PROVIDED PASSAGE

## BEGIN

Chris Garcia
AMERICAN-STATESMAN
Monte Hellman says one of his favorite films -- 'Silent Night, Deadly Night' -- is misunderstood. 'It was a chance to just play,' he says.
Veteran filmmaker Monte Hellman talks about some of the movies and players in current cinema:
"A picture like 'There Will Be Blood' is harking back to the greatness that was old Hollywood. It's really an homage to the best of Hollywood. I love that film. They went out on a limb with the ending, but I applaud that. It didn't work that well for me, but that's the way movies should be made. The director should go with his gut and do something really daring like that and the hell with everybody."
"I enjoyed 'No Country for Old Men' because I think Javier Bardem is such a great actor, though I didn't think he had to even get out of bed to do the role. But I thought it was a seriously flawed movie. When a movie has to take its emotional impact out of a voice-over at the end, then forget it. You have to be able do it with the visuals and the story, not by becoming literature."

## END

RECORDED DATA
## BEGIN

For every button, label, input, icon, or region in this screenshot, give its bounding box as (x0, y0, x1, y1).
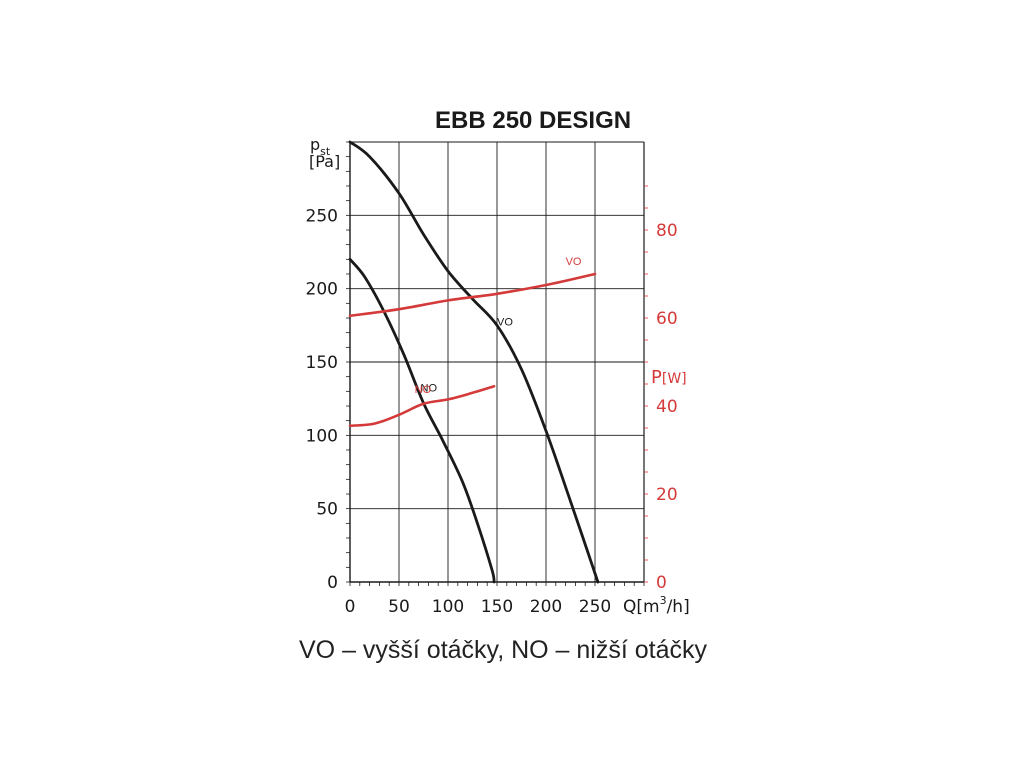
y-tick-label: 250 (306, 206, 338, 226)
x-tick-label: 0 (345, 597, 356, 617)
y2-axis-label: P[W] (651, 367, 687, 388)
x-axis-label-tail: /h] (667, 597, 690, 617)
pressure-curve-no (348, 257, 496, 584)
chart-title: EBB 250 DESIGN (435, 107, 631, 134)
curves (348, 140, 600, 584)
x-tick-label: 50 (388, 597, 410, 617)
y2-axis-label-main: P (651, 367, 662, 388)
y2-tick-label: 40 (656, 397, 678, 417)
pressure-curve-label-no: NO (421, 382, 438, 394)
y-tick-label: 150 (306, 353, 338, 373)
x-axis-label: Q[m3/h] (623, 594, 690, 617)
y-tick-label: 50 (316, 500, 338, 520)
y2-tick-label: 80 (656, 221, 678, 241)
y-tick-label: 200 (306, 280, 338, 300)
x-tick-label: 100 (432, 597, 464, 617)
minor-ticks (346, 141, 648, 586)
x-axis-label-sup: 3 (660, 594, 667, 607)
pressure-curve-vo (348, 140, 600, 584)
power-curve-label-no: NO (415, 384, 432, 396)
x-tick-label: 200 (530, 597, 562, 617)
chart-caption: VO – vyšší otáčky, NO – nižší otáčky (299, 636, 707, 664)
grid (349, 141, 645, 583)
y-axis-label-main: p (310, 135, 320, 154)
y2-tick-label: 60 (656, 309, 678, 329)
y-axis-label-sub: st (320, 145, 331, 158)
y-axis-label: pst (310, 135, 331, 158)
labels: 0 50 100 150 200 250 0 20 40 60 80 0 50 100 150 200 250 V… (306, 206, 678, 617)
power-curve-no (348, 384, 496, 428)
power-curve-label-vo: VO (566, 256, 582, 268)
y2-axis-label-unit: [W] (662, 371, 687, 387)
y2-tick-label: 20 (656, 485, 678, 505)
pressure-curve-label-vo: VO (497, 316, 513, 328)
y-tick-label: 100 (306, 426, 338, 446)
x-tick-label: 250 (579, 597, 611, 617)
power-curve-vo (348, 272, 597, 318)
x-axis-label-main: Q[m (623, 597, 660, 617)
y2-tick-label: 0 (656, 573, 667, 593)
x-tick-label: 150 (481, 597, 513, 617)
y-tick-label: 0 (327, 573, 338, 593)
y-axis-unit: [Pa] (309, 152, 340, 171)
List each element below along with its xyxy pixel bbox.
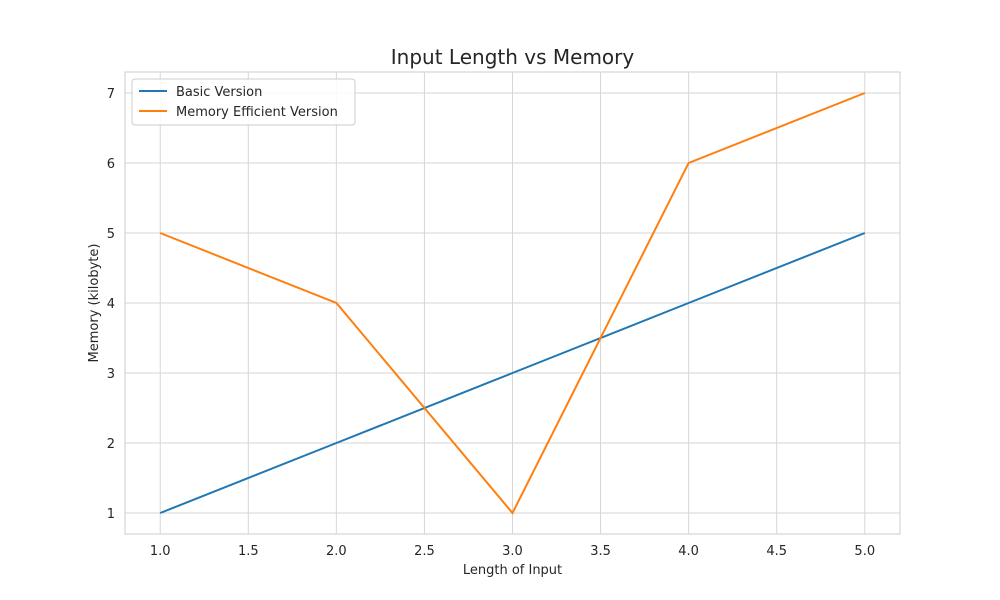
y-tick-label: 6 — [107, 157, 115, 172]
y-axis-title: Memory (kilobyte) — [87, 244, 102, 363]
series-lines — [159, 92, 866, 515]
chart-title: Input Length vs Memory — [391, 45, 635, 69]
x-tick-label: 5.0 — [854, 544, 875, 559]
x-tick-label: 2.0 — [326, 544, 347, 559]
y-tick-label: 5 — [107, 227, 115, 242]
legend-label: Memory Efficient Version — [176, 105, 338, 120]
x-axis-title: Length of Input — [463, 563, 562, 578]
y-tick-labels: 1 2 3 4 5 6 7 — [107, 87, 115, 522]
legend-label: Basic Version — [176, 85, 262, 100]
y-tick-label: 4 — [107, 297, 115, 312]
x-tick-label: 1.5 — [238, 544, 259, 559]
x-tick-label: 1.0 — [150, 544, 171, 559]
x-tick-label: 2.5 — [414, 544, 435, 559]
x-tick-label: 4.0 — [678, 544, 699, 559]
x-tick-label: 3.5 — [590, 544, 611, 559]
x-tick-labels: 1.0 1.5 2.0 2.5 3.0 3.5 4.0 4.5 5.0 — [150, 544, 875, 559]
x-tick-label: 4.5 — [766, 544, 787, 559]
y-tick-label: 2 — [107, 437, 115, 452]
y-tick-label: 1 — [107, 507, 115, 522]
series-line-2 — [159, 92, 866, 515]
y-tick-label: 3 — [107, 367, 115, 382]
series-line-1 — [159, 232, 866, 514]
legend: Basic Version Memory Efficient Version — [131, 78, 356, 126]
legend-box — [131, 78, 356, 126]
x-tick-label: 3.0 — [502, 544, 523, 559]
y-tick-label: 7 — [107, 87, 115, 102]
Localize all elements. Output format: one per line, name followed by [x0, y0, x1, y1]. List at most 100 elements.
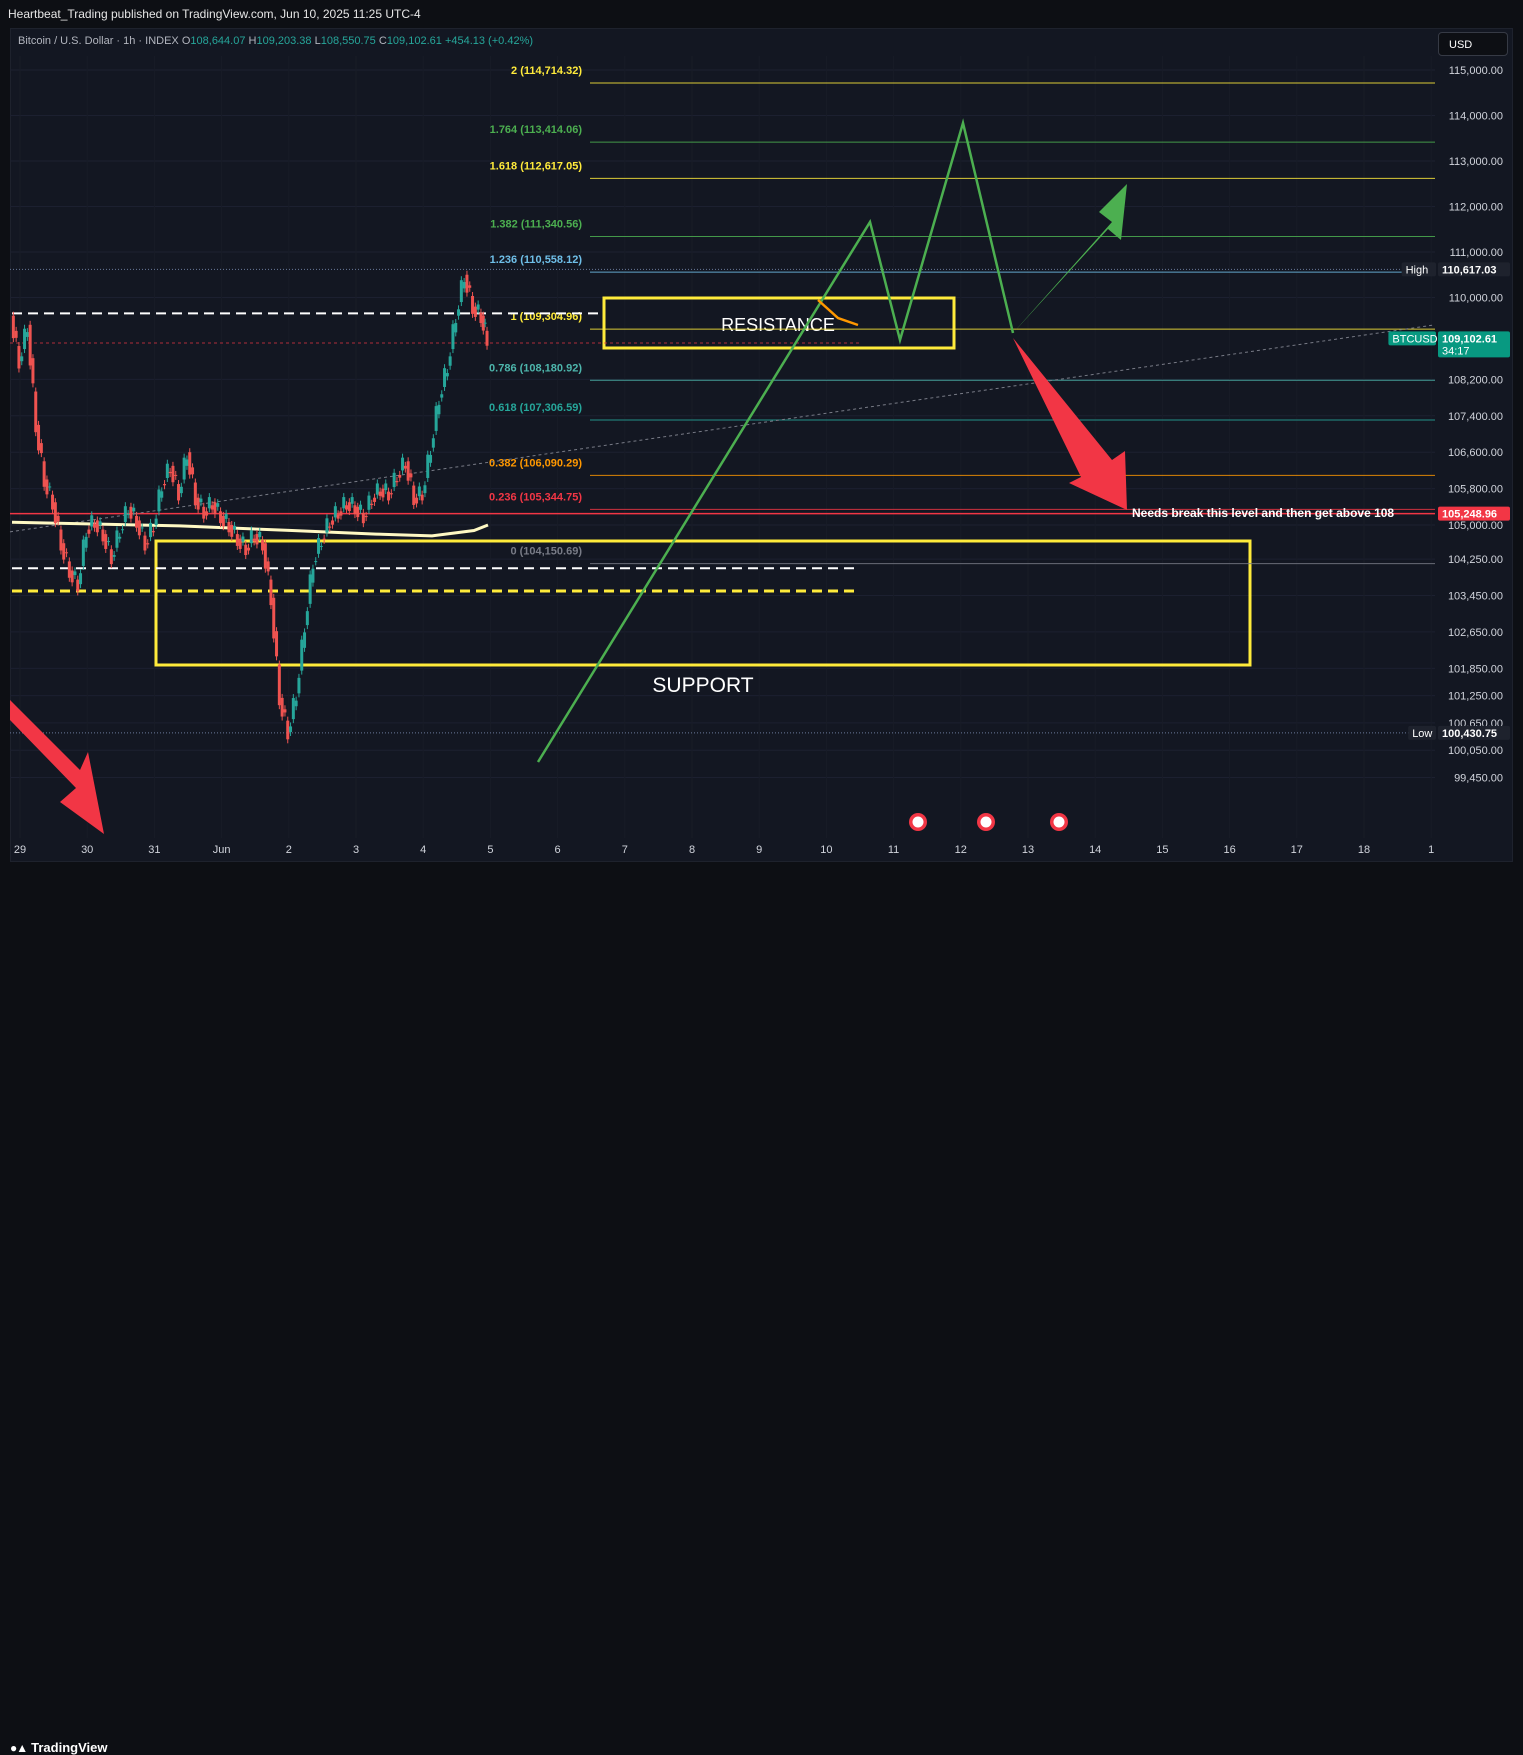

## END

REQUESTS
1. Print the part of the Monte Hellman article starting at "Chris Garcia" and ending at "play,' he says.".
2. Does the Monte Hellman article support each statement below? Answer yes or no for each, and quote the words from the article that decide it.
(a) Hellman applauds the ending of "There Will Be Blood."
(b) Hellman considers "No Country for Old Men" a flawless movie.
(c) Hellman names "Silent Night, Deadly Night" as one of his favorite films.
3. Continue the Monte Hellman article from its last sentence onward.
The entries play no part in any of this work.

THE RESPONSES
1.
Chris Garcia
AMERICAN-STATESMAN
Monte Hellman says one of his favorite films -- 'Silent Night, Deadly Night' -- is misunderstood. 'It was a chance to just play,' he says.

2.
(a) Yes: "They went out on a limb with the ending, but I applaud that."
(b) No: "But I thought it was a seriously flawed movie."
(c) Yes: "one of his favorite films -- 'Silent Night, Deadly Night'"

3.
"I won't see anything with Russell Crowe in it. I think he's really inflated. I would like him better if he wouldn't try to do all these different accents that he can't do very well. Crowe is always slipping between accents and trying to do everything. It drives me nuts. I don't think he can act at all. I hated 'A Beautiful Mind.' I liked him in 'The Insider' up to a point, but I never believed him. The make-up was bad. I'm always aware that he's acting."
"I think Quentin Tarantino is an interesting genius. He doesn't, and he never will, make a movie about life. He's making movies about movies, and there's a limit to how far you can go with that."
"I still love Wes Anderson. I like everything by Paul Thomas Anderson. They're led by their own inner voice rather than anything outside of them. It's authentic. It doesn't matter if their movies don't always work. It works because it's authentic, that's all."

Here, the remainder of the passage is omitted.